**TEXTAUSZUG:**

■ ■ ■ ■

Das steht bei uns nicht im Fokus. Beim Kauf von Unternehmen spielen mögliche Synergieeffekte überhaupt keine Rolle. Wir sind kein Konzern.

Wie stemmen Sie eigentlich mit ihrer Organisation das Wachstum, wenn jetzt immer mehr Firmen dazu kommen?

Mit sechs Firmen ist das noch kein Problem, wir sind lediglich fünf Mitarbeitende in der Holding und einer von uns sitzt immer im Verwaltungsrat einer Firma. Aber zukünftig wird das sicherlich so funktionieren, dass wir bezahlte Verwaltungsräte mit passender Expertise dazu nehmen.

Sie halten auch ein Immobilienportfolio in der Pfister Holding – spielt das Thema Immobilien eine Rolle bei den Übernahmen von Unternehmen?

Nein, überhaupt nicht. Das Immobilienportfolio ist eine reine Assetdiversifizierung, die ja schon lange besteht. Der Hauptzweck der Stiftung ist die Beteiligung oder Übernahme von Schweizer KMU und die Verwendung der Dividenden dieser Unternehmen für die Projekte der Initiative Schweiz.

Was für Projekte unterstützen Sie?

Grundsätzlich unterstützen wir pro Jahr zwei bis drei innovative Projekte. Bei der Auswahl der Projekte liegt der Fokus auf zukunftsweisenden Ideen, innovativen, neuen Technologien und einer konsistenten, guten Umsetzung in der Realität. Wir machen das nicht alleine, sondern suchen uns für jedes Projekt die richtigen Partner und Institutionen.

■ ■ ■ ■

**VORLIEGENDE DATEN:**
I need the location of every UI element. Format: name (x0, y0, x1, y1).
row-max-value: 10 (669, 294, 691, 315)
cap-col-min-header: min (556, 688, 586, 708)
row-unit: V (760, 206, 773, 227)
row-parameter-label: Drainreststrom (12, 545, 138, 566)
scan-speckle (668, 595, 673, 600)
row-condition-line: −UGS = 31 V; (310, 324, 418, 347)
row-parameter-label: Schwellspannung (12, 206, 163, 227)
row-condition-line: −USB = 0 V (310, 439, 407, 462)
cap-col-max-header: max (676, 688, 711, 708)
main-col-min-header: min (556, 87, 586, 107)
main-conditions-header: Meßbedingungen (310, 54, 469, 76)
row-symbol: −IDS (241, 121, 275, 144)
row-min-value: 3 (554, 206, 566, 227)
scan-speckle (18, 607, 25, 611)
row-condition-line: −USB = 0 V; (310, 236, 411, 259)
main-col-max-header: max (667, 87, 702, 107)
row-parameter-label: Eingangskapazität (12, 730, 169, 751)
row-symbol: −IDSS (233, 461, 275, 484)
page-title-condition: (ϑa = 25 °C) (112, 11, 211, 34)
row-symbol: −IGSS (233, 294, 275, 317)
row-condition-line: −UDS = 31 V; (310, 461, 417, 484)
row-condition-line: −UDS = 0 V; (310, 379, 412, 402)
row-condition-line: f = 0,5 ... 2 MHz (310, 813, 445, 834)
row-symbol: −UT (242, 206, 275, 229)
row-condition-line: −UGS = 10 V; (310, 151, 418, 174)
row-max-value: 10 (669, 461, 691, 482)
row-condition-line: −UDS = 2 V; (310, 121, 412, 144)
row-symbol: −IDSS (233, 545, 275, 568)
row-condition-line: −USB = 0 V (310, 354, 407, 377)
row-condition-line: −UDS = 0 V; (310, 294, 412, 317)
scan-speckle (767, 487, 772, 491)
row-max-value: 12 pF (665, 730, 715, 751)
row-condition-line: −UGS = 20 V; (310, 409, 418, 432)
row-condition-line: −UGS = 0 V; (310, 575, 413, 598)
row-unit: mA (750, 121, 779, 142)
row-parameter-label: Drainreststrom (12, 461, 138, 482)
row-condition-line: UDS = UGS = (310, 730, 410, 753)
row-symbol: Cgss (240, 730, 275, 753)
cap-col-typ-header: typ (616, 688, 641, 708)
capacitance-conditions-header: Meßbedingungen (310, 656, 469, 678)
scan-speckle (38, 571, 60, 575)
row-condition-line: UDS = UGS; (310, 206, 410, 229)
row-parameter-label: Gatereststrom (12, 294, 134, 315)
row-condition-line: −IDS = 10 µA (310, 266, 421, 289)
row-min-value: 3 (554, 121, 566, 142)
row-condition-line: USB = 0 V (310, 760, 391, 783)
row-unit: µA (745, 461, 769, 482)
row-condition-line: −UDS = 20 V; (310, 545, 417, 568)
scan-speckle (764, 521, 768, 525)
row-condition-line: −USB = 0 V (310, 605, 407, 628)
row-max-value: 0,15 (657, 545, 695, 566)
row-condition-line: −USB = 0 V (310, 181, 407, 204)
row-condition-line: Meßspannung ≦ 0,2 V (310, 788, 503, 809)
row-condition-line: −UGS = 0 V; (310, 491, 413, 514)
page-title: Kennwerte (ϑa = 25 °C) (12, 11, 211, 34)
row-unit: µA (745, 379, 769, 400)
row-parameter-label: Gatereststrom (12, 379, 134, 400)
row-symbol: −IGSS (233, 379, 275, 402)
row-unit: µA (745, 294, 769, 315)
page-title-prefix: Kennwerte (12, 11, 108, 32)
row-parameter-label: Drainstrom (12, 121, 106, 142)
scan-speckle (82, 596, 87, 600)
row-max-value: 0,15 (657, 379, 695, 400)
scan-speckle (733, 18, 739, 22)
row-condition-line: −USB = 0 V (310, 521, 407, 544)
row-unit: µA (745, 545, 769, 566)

■ ■ ■ ■

**ARBEITSAUFTRAG:**
Führen Sie das Interview über die Pfister Holding im Anschluss an seinen letzten Satz fort.

**ENDGÜLTIGE ANTWORT:**
Beispiele?

Seit letztem Jahr engagieren wir uns für Arboloom. Das sind nachhaltige, kompostierbare Trinkbecher aus Holzfurnier. Ein anderes Projekt ist «Entrepreneur Skills». Ziel ist es, «Entrepreneurship» als Wettkampf an den Swiss Skills zu etablieren und das Thema «Unternehmerisches Denken und Handeln» an Berufsschulen zu stärken. Neu sind wir eine Partnerschaft mit Switzerland Innovation eingegangen. In diesem Fall nutzen wir Synergien zur Förderung der Innovation in der Schweiz.

Über welche Ausstattung verfügt die Initiative Schweiz aktuell jedes Jahr. Wieviel kommt aus Dividenden der Beteiligungen für diese Initiativen zusammen?

Wir nennen diese Zahlen nicht öffentlich. Aber ich kann Ihnen sagen, dass wir für die Initiative Schweiz und den Prix Suisse auf Generationen ausgelegt sind.

Sie haben in den letzten Jahren sehr viele Unternehmen kennengelernt. Ist Ihnen etwas besonders aufgefallen?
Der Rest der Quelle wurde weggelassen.